====== DATASET CONTENT

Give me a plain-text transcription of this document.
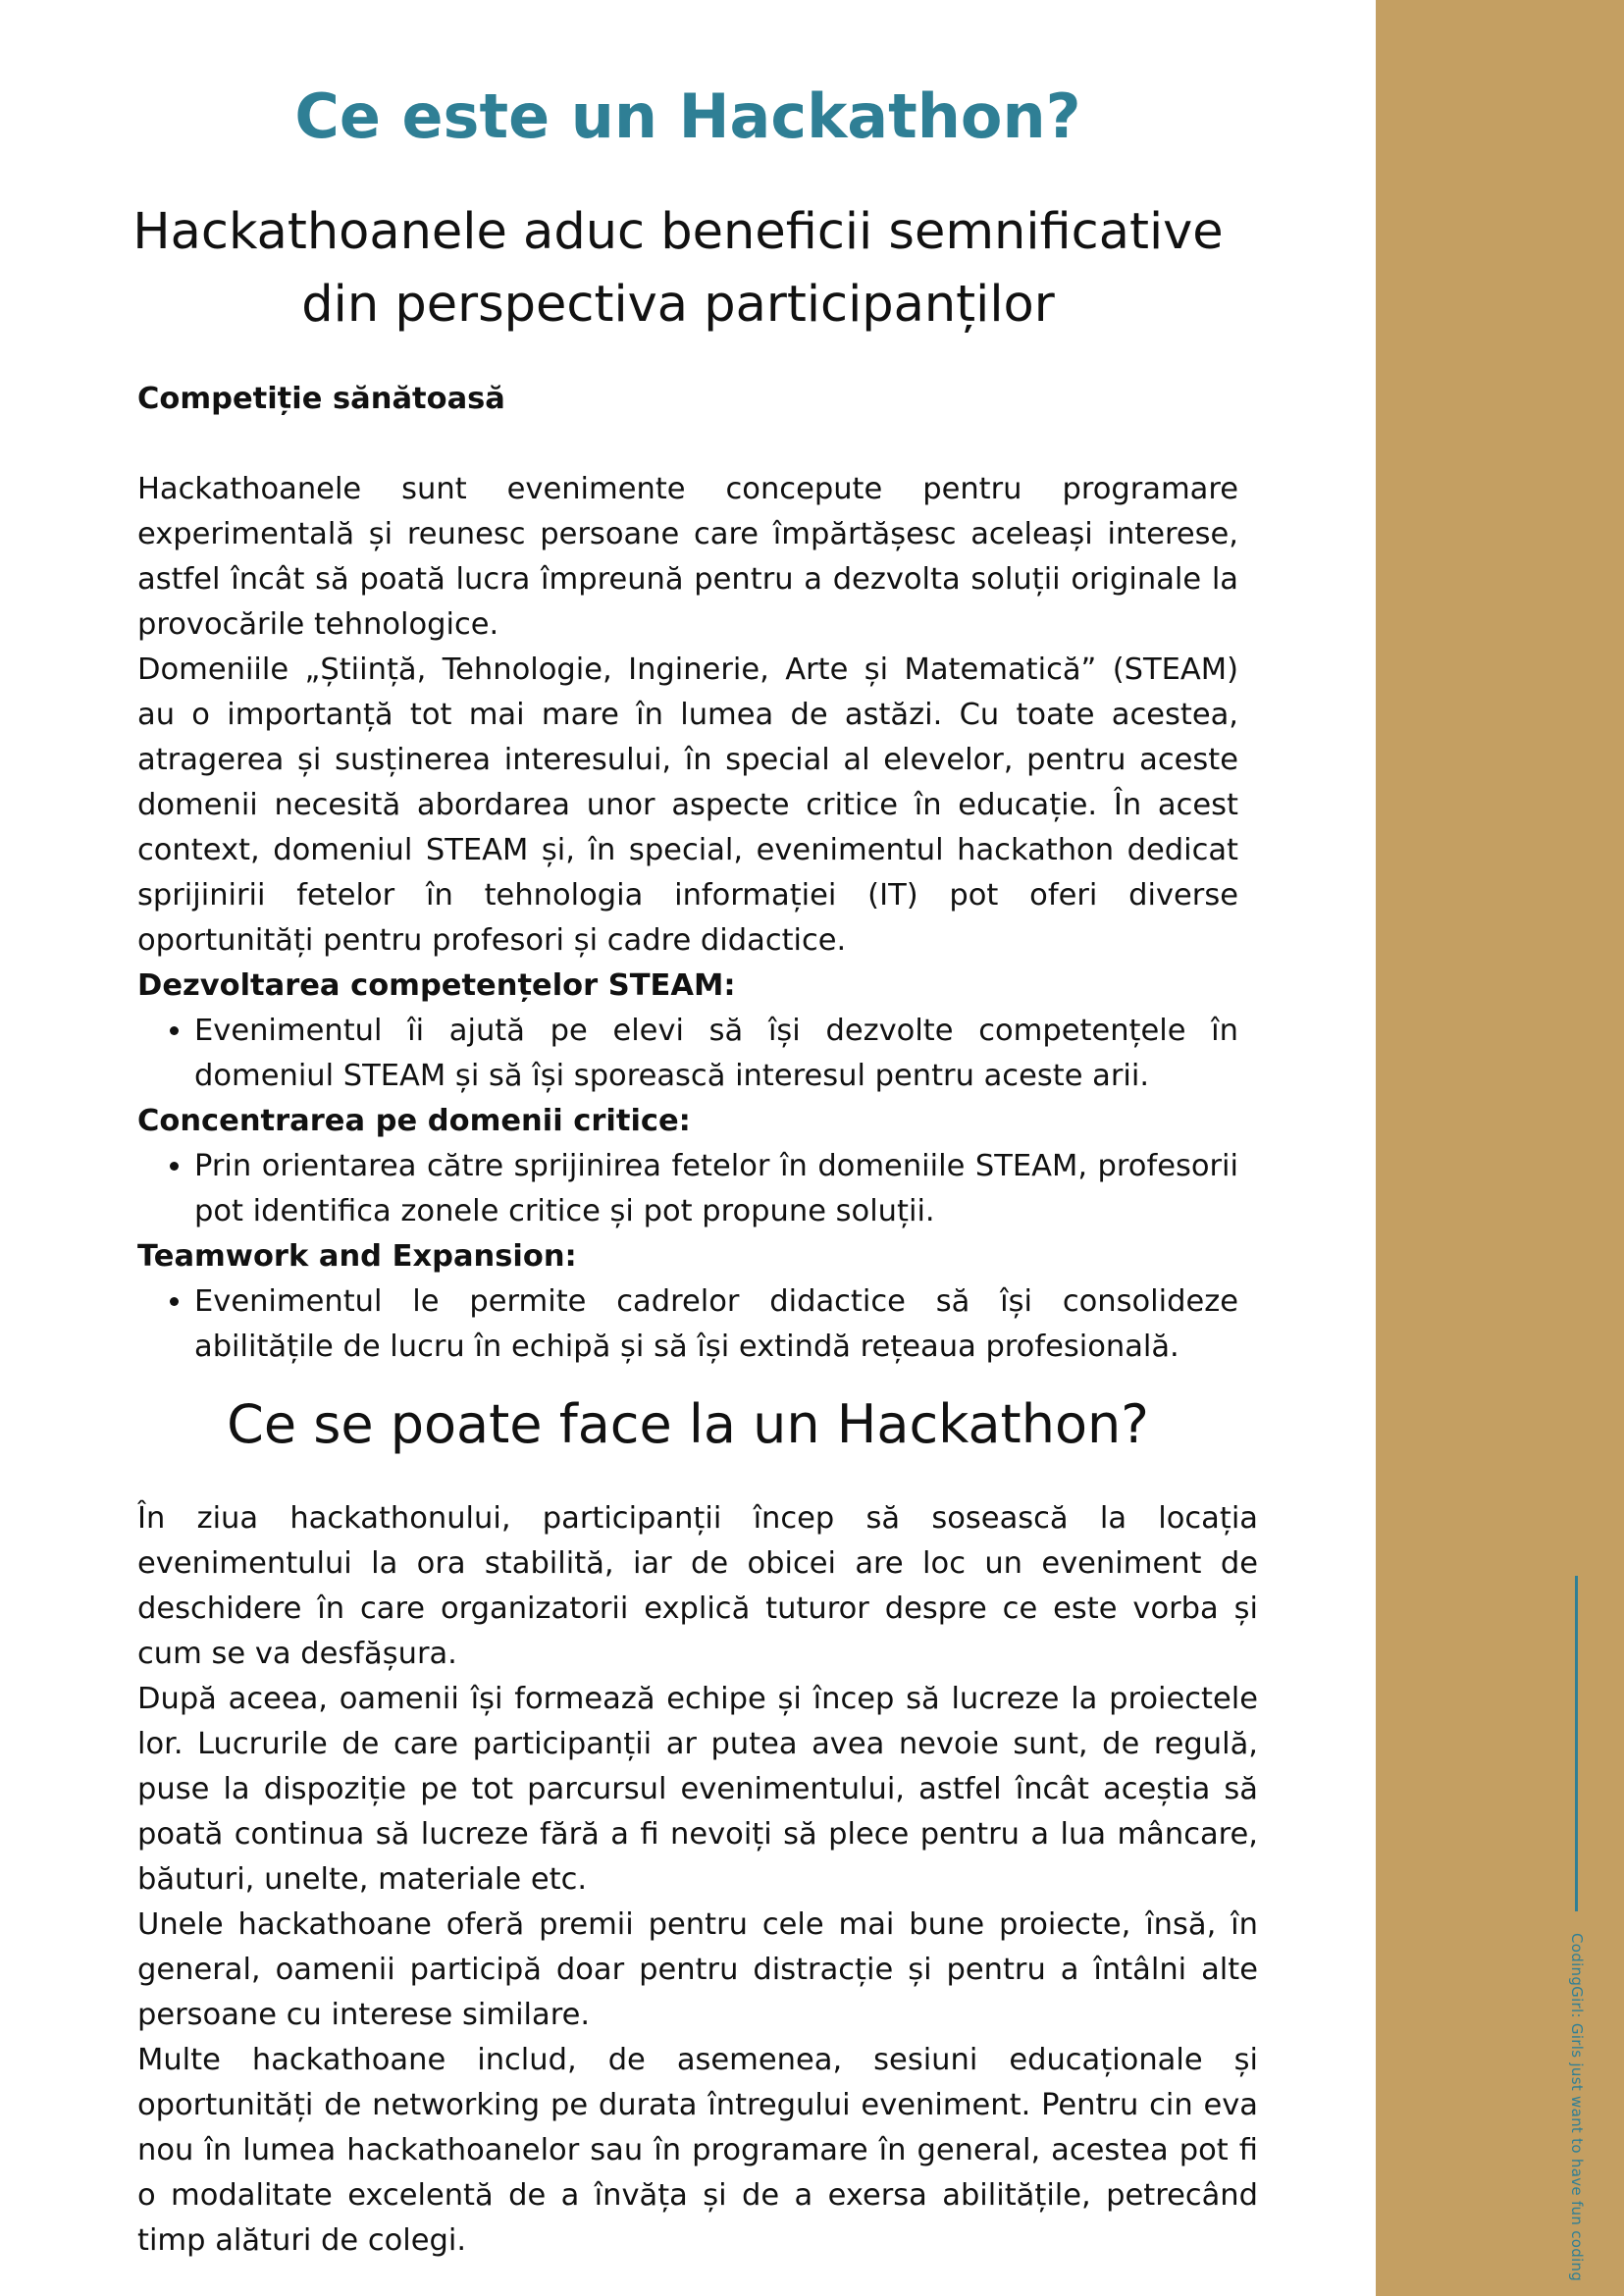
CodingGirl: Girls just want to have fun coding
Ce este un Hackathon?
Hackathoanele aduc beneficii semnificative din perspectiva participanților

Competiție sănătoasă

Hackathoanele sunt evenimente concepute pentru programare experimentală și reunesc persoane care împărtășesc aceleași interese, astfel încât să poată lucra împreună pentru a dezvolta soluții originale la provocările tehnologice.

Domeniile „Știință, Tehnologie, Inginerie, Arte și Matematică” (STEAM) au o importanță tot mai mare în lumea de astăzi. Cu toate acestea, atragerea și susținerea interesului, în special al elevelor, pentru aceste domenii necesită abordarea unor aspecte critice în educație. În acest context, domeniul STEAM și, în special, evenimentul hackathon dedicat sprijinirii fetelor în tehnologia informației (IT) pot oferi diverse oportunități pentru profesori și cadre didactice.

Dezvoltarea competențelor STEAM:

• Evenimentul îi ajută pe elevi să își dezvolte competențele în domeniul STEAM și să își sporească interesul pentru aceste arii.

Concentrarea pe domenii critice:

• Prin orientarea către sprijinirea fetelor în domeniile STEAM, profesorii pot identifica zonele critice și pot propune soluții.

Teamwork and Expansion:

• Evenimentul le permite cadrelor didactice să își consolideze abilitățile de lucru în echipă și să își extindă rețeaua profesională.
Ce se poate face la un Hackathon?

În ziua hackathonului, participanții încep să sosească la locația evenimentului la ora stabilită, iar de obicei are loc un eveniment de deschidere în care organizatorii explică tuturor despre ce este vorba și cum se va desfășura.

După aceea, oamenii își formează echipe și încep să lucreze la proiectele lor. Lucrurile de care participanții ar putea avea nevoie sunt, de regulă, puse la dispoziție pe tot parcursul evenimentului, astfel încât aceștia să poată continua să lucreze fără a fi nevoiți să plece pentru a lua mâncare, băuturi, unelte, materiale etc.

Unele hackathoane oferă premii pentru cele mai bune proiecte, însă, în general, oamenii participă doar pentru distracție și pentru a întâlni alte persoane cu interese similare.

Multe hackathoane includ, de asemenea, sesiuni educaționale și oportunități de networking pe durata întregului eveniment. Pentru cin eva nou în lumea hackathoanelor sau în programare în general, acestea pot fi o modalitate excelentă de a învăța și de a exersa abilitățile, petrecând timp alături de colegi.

============

TASK TO CARRY OUT: Pull every line containing the word "astfel" out of the material.

THE OUTPUT:
Hackathoanele sunt evenimente concepute pentru programare experimentală și reunesc persoane care împărtășesc aceleași interese, astfel încât să poată lucra împreună pentru a dezvolta soluții originale la provocările tehnologice.
După aceea, oamenii își formează echipe și încep să lucreze la proiectele lor. Lucrurile de care participanții ar putea avea nevoie sunt, de regulă, puse la dispoziție pe tot parcursul evenimentului, astfel încât aceștia să poată continua să lucreze fără a fi nevoiți să plece pentru a lua mâncare, băuturi, unelte, materiale etc.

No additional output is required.